## What needs to be done
Recast the listing as a JSON list of strings, one string per line, starting at the line that contains "window-title: 图窗 - Figure" and stopping after the line that contains "tile-grid-button[interactable] bbox=[482, 73, 506, 97]". Leave out any blank lines.

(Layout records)
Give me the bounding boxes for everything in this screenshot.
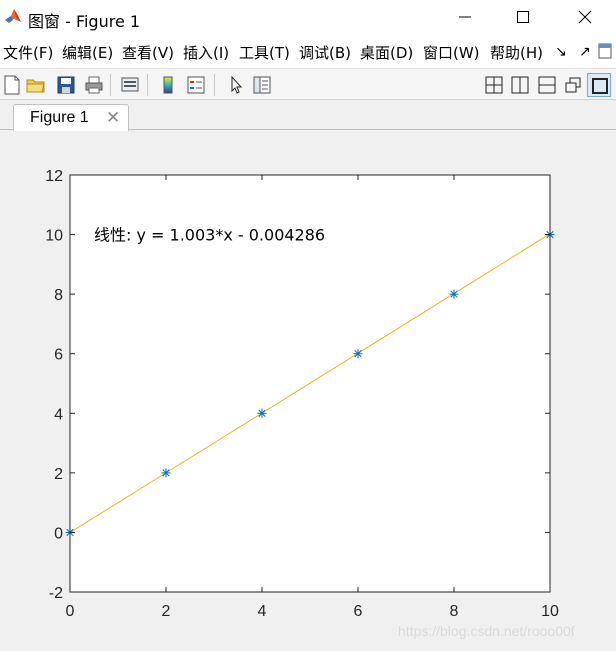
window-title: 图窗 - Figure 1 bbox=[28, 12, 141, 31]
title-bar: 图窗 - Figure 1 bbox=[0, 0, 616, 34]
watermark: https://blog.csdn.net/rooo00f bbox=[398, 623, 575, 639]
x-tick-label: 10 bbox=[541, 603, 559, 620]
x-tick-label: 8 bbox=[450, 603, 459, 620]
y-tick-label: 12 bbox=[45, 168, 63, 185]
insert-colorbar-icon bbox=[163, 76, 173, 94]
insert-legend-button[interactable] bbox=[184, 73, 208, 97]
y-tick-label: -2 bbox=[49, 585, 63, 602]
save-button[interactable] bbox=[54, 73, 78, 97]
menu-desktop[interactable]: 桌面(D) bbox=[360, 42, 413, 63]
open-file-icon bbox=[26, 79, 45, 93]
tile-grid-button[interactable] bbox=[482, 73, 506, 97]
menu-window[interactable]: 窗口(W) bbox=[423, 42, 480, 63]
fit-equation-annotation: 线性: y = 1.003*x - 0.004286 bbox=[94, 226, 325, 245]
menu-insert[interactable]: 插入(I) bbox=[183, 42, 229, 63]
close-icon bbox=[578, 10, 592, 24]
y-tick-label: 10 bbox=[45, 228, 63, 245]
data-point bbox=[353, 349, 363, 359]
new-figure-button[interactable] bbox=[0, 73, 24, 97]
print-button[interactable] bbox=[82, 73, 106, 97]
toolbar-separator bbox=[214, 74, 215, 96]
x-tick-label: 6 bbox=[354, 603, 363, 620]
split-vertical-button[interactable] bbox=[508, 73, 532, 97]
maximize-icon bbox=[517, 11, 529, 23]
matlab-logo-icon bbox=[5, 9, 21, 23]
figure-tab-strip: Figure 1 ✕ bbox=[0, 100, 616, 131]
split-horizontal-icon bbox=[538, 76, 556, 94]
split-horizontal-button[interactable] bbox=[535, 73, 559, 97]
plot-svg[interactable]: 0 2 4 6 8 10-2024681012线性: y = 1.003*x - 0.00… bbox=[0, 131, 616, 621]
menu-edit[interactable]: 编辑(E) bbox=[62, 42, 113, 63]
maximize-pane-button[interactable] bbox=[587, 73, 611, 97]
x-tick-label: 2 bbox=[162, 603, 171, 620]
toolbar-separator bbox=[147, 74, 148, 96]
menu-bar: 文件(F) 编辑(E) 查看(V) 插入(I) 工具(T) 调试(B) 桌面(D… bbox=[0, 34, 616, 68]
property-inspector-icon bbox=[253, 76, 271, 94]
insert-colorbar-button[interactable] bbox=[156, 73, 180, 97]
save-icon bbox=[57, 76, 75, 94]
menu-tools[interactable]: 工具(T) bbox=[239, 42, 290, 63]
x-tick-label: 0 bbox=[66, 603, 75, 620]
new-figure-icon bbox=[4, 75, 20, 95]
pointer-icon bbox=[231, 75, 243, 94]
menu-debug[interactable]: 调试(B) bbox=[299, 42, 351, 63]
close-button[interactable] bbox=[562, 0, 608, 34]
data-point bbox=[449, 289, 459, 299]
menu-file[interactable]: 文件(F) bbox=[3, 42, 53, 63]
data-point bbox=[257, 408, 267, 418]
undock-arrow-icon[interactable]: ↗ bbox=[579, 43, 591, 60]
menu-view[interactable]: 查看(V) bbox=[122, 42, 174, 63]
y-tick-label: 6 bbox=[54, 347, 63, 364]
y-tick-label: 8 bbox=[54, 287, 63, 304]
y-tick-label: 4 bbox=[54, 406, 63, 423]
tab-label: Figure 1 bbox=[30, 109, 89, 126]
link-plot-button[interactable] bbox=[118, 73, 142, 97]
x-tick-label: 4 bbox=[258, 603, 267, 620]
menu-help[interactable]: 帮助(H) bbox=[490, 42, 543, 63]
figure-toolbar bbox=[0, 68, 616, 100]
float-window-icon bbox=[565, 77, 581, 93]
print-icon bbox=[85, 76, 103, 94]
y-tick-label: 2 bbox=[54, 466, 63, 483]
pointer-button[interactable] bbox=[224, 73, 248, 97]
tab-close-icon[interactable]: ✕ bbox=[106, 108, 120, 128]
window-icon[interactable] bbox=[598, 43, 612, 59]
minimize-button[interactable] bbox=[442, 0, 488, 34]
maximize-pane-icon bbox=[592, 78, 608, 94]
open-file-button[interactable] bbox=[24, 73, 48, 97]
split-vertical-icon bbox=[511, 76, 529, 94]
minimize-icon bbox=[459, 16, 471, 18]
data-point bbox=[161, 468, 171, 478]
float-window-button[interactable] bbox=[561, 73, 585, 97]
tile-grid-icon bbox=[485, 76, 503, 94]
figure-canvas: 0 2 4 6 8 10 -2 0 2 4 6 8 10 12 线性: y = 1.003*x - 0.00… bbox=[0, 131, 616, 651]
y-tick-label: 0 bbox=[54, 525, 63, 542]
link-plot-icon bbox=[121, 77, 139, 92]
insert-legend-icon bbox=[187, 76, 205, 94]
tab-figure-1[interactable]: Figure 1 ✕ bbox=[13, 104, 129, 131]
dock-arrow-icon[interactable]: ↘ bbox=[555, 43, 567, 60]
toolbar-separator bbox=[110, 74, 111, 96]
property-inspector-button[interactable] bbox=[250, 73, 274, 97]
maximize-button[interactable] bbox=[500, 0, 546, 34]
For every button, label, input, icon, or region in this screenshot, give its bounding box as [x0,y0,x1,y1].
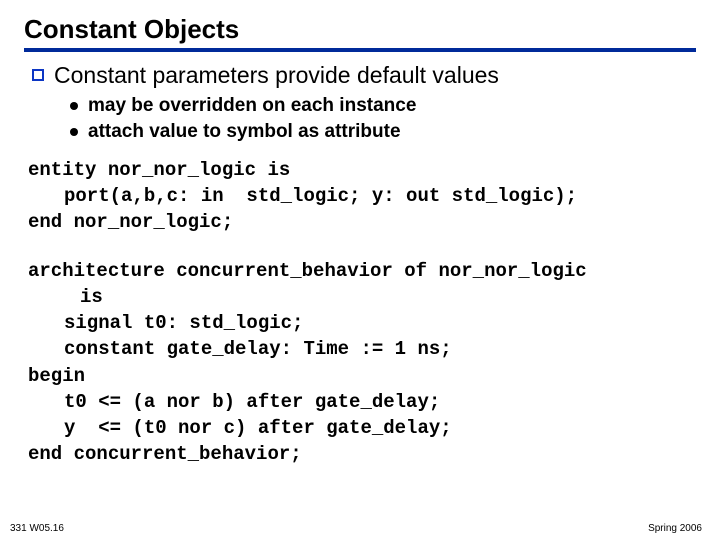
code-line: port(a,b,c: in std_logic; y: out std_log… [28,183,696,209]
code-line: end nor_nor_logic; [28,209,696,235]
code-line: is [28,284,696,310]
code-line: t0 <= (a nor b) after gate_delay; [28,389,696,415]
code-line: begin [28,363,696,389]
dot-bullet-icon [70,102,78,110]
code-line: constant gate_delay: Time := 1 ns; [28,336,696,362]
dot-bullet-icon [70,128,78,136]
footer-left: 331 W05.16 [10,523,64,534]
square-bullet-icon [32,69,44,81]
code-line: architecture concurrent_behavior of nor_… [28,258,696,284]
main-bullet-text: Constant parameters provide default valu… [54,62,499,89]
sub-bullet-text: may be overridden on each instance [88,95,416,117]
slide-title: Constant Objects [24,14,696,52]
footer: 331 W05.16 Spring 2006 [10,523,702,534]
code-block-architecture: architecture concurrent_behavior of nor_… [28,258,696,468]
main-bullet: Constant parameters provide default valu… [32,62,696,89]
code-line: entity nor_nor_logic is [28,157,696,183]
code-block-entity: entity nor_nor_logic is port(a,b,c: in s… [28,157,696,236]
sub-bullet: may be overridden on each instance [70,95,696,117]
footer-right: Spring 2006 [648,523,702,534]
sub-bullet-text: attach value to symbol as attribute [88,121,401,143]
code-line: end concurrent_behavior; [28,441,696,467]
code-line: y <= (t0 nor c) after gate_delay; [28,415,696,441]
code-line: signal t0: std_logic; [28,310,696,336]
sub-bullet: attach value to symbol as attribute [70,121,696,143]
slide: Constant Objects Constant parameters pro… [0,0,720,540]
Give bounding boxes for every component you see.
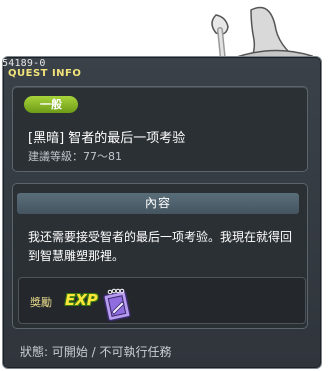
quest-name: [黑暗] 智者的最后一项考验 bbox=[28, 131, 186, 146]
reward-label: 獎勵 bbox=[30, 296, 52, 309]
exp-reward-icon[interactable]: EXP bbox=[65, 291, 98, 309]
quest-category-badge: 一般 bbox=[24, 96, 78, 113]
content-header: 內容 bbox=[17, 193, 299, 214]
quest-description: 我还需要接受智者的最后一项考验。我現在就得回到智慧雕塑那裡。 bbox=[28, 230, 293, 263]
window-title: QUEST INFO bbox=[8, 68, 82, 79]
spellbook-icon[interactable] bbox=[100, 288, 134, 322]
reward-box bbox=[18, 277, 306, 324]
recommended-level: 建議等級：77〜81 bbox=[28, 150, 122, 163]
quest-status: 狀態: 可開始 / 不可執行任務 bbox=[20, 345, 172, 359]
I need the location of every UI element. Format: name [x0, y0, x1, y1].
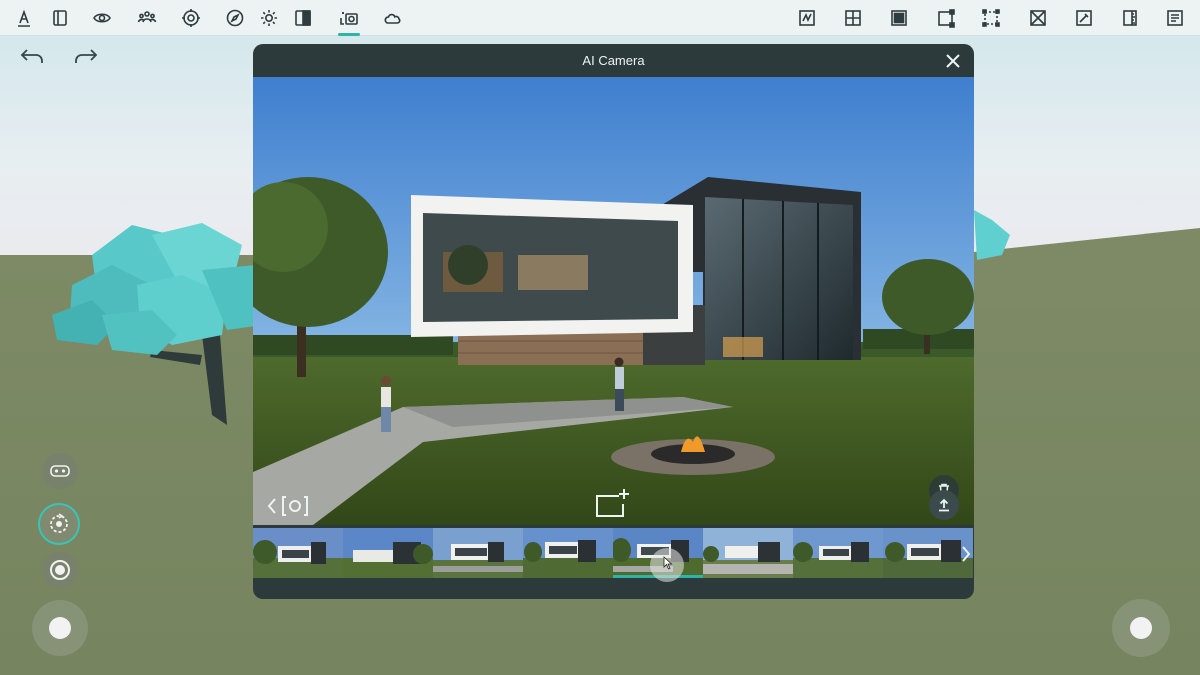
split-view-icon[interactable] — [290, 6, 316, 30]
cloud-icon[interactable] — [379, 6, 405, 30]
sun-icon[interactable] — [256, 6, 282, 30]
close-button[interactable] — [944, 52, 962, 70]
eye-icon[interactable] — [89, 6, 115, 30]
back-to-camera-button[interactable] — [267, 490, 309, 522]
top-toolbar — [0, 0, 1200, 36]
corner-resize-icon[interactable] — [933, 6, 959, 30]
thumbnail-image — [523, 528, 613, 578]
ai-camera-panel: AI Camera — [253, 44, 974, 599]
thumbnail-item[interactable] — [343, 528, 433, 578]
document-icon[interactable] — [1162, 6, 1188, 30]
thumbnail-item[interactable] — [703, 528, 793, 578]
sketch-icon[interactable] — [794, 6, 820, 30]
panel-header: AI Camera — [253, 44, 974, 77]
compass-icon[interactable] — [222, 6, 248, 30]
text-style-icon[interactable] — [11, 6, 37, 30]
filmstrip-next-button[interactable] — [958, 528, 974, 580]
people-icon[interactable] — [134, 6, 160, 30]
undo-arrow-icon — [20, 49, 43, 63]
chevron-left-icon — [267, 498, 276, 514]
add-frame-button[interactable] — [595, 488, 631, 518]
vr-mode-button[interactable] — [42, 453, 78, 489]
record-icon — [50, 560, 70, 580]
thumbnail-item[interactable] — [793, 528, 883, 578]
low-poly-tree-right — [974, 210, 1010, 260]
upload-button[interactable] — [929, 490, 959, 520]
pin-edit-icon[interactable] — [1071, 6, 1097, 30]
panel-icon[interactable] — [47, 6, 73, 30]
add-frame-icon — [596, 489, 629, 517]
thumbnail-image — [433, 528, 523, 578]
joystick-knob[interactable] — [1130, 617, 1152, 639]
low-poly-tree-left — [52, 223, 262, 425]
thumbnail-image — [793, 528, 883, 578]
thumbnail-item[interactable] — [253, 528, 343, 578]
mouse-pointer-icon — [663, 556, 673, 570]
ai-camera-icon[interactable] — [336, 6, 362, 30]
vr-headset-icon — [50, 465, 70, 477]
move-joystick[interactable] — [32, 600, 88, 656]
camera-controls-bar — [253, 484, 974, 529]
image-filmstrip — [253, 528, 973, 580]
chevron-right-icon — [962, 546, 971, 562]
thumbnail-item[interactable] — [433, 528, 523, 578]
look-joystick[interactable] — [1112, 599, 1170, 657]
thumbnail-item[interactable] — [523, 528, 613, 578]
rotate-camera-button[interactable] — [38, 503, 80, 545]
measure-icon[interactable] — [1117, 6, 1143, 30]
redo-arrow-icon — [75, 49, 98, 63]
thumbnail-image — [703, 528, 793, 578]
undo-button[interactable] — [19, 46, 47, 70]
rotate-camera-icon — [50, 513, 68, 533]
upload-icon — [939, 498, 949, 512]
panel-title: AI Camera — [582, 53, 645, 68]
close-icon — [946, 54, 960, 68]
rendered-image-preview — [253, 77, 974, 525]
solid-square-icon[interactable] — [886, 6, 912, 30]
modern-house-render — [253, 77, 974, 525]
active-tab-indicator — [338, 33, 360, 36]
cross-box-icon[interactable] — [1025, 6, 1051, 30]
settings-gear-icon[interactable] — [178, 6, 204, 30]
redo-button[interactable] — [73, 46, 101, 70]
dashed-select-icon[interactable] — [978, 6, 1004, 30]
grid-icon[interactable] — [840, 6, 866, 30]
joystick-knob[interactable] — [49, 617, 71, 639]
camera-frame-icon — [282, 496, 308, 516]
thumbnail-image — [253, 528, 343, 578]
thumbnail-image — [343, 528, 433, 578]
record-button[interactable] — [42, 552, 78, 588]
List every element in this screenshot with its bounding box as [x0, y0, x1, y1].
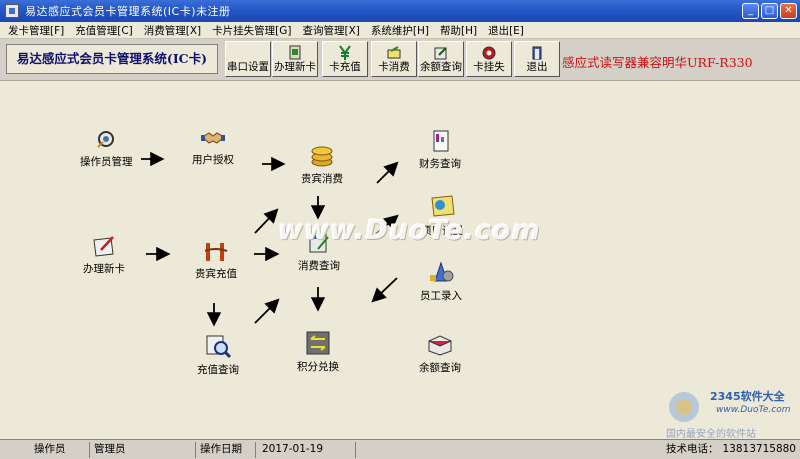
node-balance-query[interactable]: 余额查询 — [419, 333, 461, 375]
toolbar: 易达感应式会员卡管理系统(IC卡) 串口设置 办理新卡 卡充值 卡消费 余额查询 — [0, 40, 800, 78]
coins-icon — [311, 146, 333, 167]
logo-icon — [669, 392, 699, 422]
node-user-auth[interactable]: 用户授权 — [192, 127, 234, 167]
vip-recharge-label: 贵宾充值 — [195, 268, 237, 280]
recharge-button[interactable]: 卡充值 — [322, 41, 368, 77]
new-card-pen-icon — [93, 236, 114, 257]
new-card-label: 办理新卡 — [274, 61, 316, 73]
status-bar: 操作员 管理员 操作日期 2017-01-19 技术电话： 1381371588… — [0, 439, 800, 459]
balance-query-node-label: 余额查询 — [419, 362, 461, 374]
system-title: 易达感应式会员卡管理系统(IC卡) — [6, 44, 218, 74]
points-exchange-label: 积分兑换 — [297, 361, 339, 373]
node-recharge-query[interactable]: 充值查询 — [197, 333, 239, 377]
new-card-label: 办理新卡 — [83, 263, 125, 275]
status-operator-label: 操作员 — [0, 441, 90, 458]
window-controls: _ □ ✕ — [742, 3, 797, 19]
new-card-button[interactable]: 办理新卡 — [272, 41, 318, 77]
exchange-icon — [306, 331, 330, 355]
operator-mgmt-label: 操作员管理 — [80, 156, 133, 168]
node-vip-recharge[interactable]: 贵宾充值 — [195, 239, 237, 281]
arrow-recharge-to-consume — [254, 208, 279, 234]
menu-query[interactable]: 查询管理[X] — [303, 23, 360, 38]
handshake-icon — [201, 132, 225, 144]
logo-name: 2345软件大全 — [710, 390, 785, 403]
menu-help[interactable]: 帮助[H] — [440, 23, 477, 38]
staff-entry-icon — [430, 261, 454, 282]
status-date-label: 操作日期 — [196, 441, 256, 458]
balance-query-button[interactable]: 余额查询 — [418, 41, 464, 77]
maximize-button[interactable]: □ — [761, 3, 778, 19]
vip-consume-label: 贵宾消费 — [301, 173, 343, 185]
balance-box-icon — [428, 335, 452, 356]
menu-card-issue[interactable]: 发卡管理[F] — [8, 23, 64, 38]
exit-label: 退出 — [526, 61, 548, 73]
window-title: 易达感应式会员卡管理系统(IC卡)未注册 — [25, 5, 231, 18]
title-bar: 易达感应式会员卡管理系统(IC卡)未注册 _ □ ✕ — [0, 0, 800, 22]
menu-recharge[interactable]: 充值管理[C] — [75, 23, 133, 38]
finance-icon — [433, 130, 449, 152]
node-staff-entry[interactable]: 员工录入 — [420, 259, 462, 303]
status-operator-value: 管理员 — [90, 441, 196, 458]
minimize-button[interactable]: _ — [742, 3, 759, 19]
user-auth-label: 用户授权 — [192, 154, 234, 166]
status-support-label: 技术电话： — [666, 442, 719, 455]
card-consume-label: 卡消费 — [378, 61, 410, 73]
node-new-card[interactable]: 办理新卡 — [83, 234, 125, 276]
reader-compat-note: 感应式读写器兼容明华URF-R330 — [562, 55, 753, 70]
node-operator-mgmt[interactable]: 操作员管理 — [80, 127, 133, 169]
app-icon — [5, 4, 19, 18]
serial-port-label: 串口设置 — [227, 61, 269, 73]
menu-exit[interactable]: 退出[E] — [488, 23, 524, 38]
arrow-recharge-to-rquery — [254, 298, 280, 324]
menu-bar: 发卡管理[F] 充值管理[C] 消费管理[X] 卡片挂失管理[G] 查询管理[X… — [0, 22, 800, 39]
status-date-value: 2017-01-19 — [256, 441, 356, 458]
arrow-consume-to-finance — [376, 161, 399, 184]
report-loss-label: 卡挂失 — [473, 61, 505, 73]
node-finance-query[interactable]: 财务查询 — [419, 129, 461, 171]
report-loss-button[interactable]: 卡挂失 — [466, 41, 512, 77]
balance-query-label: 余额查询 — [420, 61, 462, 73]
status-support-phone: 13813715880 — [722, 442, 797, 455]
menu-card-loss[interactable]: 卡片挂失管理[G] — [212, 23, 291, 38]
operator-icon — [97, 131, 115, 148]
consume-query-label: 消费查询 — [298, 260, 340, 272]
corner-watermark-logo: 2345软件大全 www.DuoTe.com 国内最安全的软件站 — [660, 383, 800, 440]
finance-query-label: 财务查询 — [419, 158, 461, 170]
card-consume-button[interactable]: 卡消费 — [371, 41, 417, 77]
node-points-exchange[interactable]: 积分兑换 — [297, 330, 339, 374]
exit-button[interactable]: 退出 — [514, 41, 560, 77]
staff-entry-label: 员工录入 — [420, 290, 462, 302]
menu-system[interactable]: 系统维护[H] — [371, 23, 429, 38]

## Complete response
[
  "window-title: 图窗 - Figure 1 bbox=[28, 12, 141, 31]",
  "title-bar: 图窗 - Figure 1 bbox=[0, 0, 616, 34]",
  "watermark: https://blog.csdn.net/rooo00f bbox=[398, 623, 575, 639]",
  "x-tick-label: 10 bbox=[541, 603, 559, 620]",
  "x-tick-label: 8 bbox=[450, 603, 459, 620]",
  "y-tick-label: 12 bbox=[45, 168, 63, 185]",
  "insert-colorbar-icon bbox=[163, 76, 173, 94]",
  "insert-legend-button[interactable] bbox=[184, 73, 208, 97]",
  "y-tick-label: -2 bbox=[49, 585, 63, 602]",
  "save-button[interactable] bbox=[54, 73, 78, 97]",
  "menu-desktop[interactable]: 桌面(D) bbox=[360, 42, 413, 63]",
  "open-file-icon bbox=[26, 79, 45, 93]",
  "tile-grid-button[interactable] bbox=[482, 73, 506, 97]"
]